→ **Problem description**:
Copy everything in the listing below word for word, apart from any images.

→ **Input rows**:
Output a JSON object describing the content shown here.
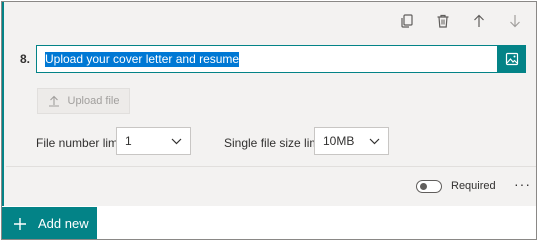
{
  "toolbar": {
    "icons": [
      "copy-icon",
      "delete-icon",
      "move-up-icon",
      "move-down-icon"
    ]
  },
  "question": {
    "number": "8.",
    "title": "Upload your cover letter and resume"
  },
  "upload": {
    "label": "Upload file"
  },
  "limits": {
    "file_number_label": "File number limit:",
    "file_number_value": "1",
    "file_size_label": "Single file size limit:",
    "file_size_value": "10MB"
  },
  "footer": {
    "required_label": "Required",
    "more_label": "···"
  },
  "add_new": {
    "label": "Add new",
    "plus": "+"
  },
  "colors": {
    "accent": "#038387",
    "selection": "#0078d4",
    "card_background": "#f3f2f1"
  }
}
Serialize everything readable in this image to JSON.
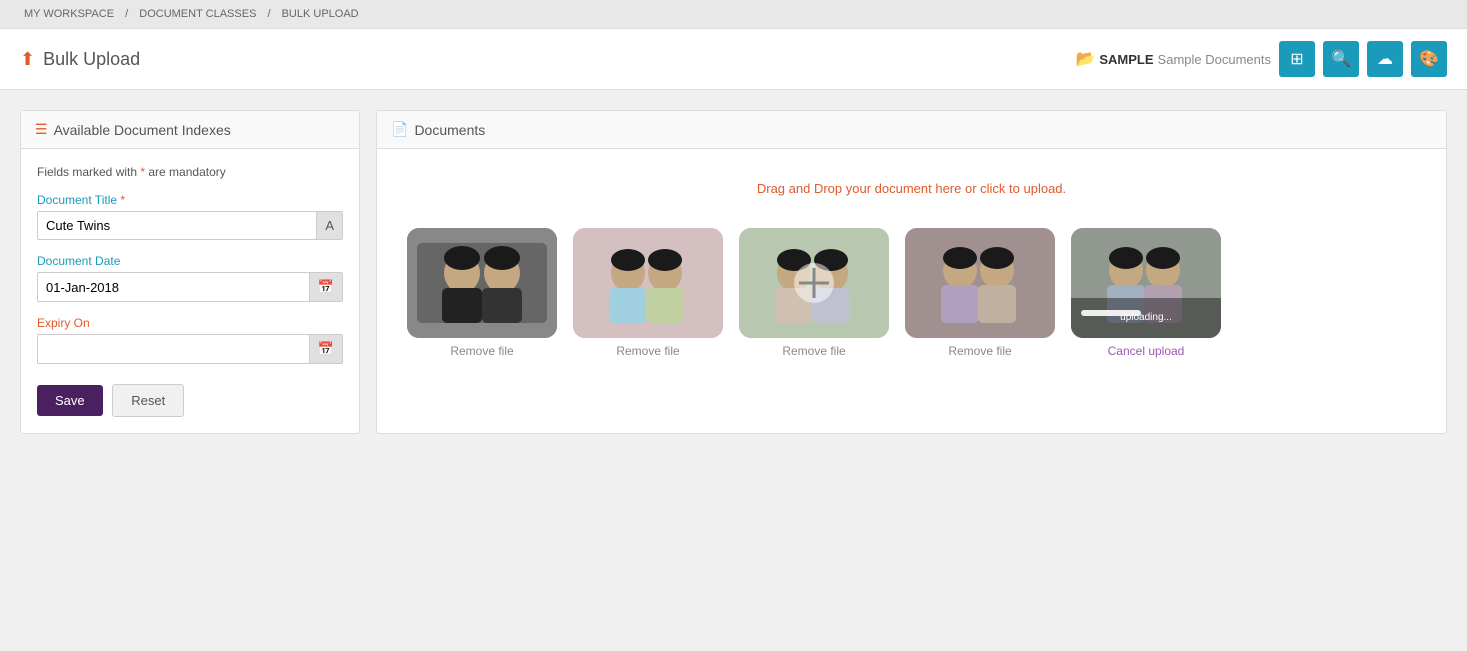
{
  "breadcrumb": {
    "items": [
      "MY WORKSPACE",
      "DOCUMENT CLASSES",
      "BULK UPLOAD"
    ],
    "separator": "/"
  },
  "header": {
    "title": "Bulk Upload",
    "upload_icon": "↑",
    "workspace": {
      "folder_icon": "📁",
      "name": "SAMPLE",
      "sub": "Sample Documents"
    },
    "toolbar_buttons": [
      {
        "name": "grid-view",
        "icon": "⊞"
      },
      {
        "name": "search",
        "icon": "🔍"
      },
      {
        "name": "cloud-upload",
        "icon": "☁"
      },
      {
        "name": "palette",
        "icon": "🎨"
      }
    ]
  },
  "left_panel": {
    "title": "Available Document Indexes",
    "list_icon": "≡",
    "mandatory_note": "Fields marked with * are mandatory",
    "star": "*",
    "fields": [
      {
        "label": "Document Title",
        "required": true,
        "value": "Cute Twins",
        "type": "text",
        "btn_icon": "A"
      },
      {
        "label": "Document Date",
        "required": false,
        "value": "01-Jan-2018",
        "type": "date",
        "btn_icon": "📅"
      },
      {
        "label": "Expiry On",
        "required": false,
        "value": "",
        "type": "date",
        "btn_icon": "📅",
        "label_color": "red"
      }
    ],
    "buttons": {
      "save": "Save",
      "reset": "Reset"
    }
  },
  "right_panel": {
    "title": "Documents",
    "doc_icon": "📄",
    "drop_zone_text": "Drag and Drop your document here or click to upload.",
    "files": [
      {
        "id": 1,
        "action": "Remove file",
        "thumb_class": "thumb-1"
      },
      {
        "id": 2,
        "action": "Remove file",
        "thumb_class": "thumb-2"
      },
      {
        "id": 3,
        "action": "Remove file",
        "thumb_class": "thumb-3"
      },
      {
        "id": 4,
        "action": "Remove file",
        "thumb_class": "thumb-4"
      },
      {
        "id": 5,
        "action": "Cancel upload",
        "thumb_class": "thumb-5",
        "is_cancel": true
      }
    ]
  },
  "colors": {
    "accent": "#e05a2b",
    "teal": "#1a9bbc",
    "purple": "#4a2060",
    "light_purple": "#9b59b6"
  }
}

→ **Final result**:
Output a JSON object describing the content shown here.
{
  "toolbar": {
    "icons": [
      "copy-icon",
      "delete-icon",
      "move-up-icon",
      "move-down-icon"
    ]
  },
  "question": {
    "number": "8.",
    "title": "Upload your cover letter and resume"
  },
  "upload": {
    "label": "Upload file"
  },
  "limits": {
    "file_number_label": "File number limit:",
    "file_number_value": "1",
    "file_size_label": "Single file size limit:",
    "file_size_value": "10MB"
  },
  "footer": {
    "required_label": "Required",
    "more_label": "···"
  },
  "add_new": {
    "label": "Add new",
    "plus": "+"
  },
  "colors": {
    "accent": "#038387",
    "selection": "#0078d4",
    "card_background": "#f3f2f1"
  }
}
Serialize everything readable in this image to JSON.
{
  "breadcrumb": {
    "items": [
      "MY WORKSPACE",
      "DOCUMENT CLASSES",
      "BULK UPLOAD"
    ],
    "separator": "/"
  },
  "header": {
    "title": "Bulk Upload",
    "upload_icon": "↑",
    "workspace": {
      "folder_icon": "📁",
      "name": "SAMPLE",
      "sub": "Sample Documents"
    },
    "toolbar_buttons": [
      {
        "name": "grid-view",
        "icon": "⊞"
      },
      {
        "name": "search",
        "icon": "🔍"
      },
      {
        "name": "cloud-upload",
        "icon": "☁"
      },
      {
        "name": "palette",
        "icon": "🎨"
      }
    ]
  },
  "left_panel": {
    "title": "Available Document Indexes",
    "list_icon": "≡",
    "mandatory_note": "Fields marked with * are mandatory",
    "star": "*",
    "fields": [
      {
        "label": "Document Title",
        "required": true,
        "value": "Cute Twins",
        "type": "text",
        "btn_icon": "A"
      },
      {
        "label": "Document Date",
        "required": false,
        "value": "01-Jan-2018",
        "type": "date",
        "btn_icon": "📅"
      },
      {
        "label": "Expiry On",
        "required": false,
        "value": "",
        "type": "date",
        "btn_icon": "📅",
        "label_color": "red"
      }
    ],
    "buttons": {
      "save": "Save",
      "reset": "Reset"
    }
  },
  "right_panel": {
    "title": "Documents",
    "doc_icon": "📄",
    "drop_zone_text": "Drag and Drop your document here or click to upload.",
    "files": [
      {
        "id": 1,
        "action": "Remove file",
        "thumb_class": "thumb-1"
      },
      {
        "id": 2,
        "action": "Remove file",
        "thumb_class": "thumb-2"
      },
      {
        "id": 3,
        "action": "Remove file",
        "thumb_class": "thumb-3"
      },
      {
        "id": 4,
        "action": "Remove file",
        "thumb_class": "thumb-4"
      },
      {
        "id": 5,
        "action": "Cancel upload",
        "thumb_class": "thumb-5",
        "is_cancel": true
      }
    ]
  },
  "colors": {
    "accent": "#e05a2b",
    "teal": "#1a9bbc",
    "purple": "#4a2060",
    "light_purple": "#9b59b6"
  }
}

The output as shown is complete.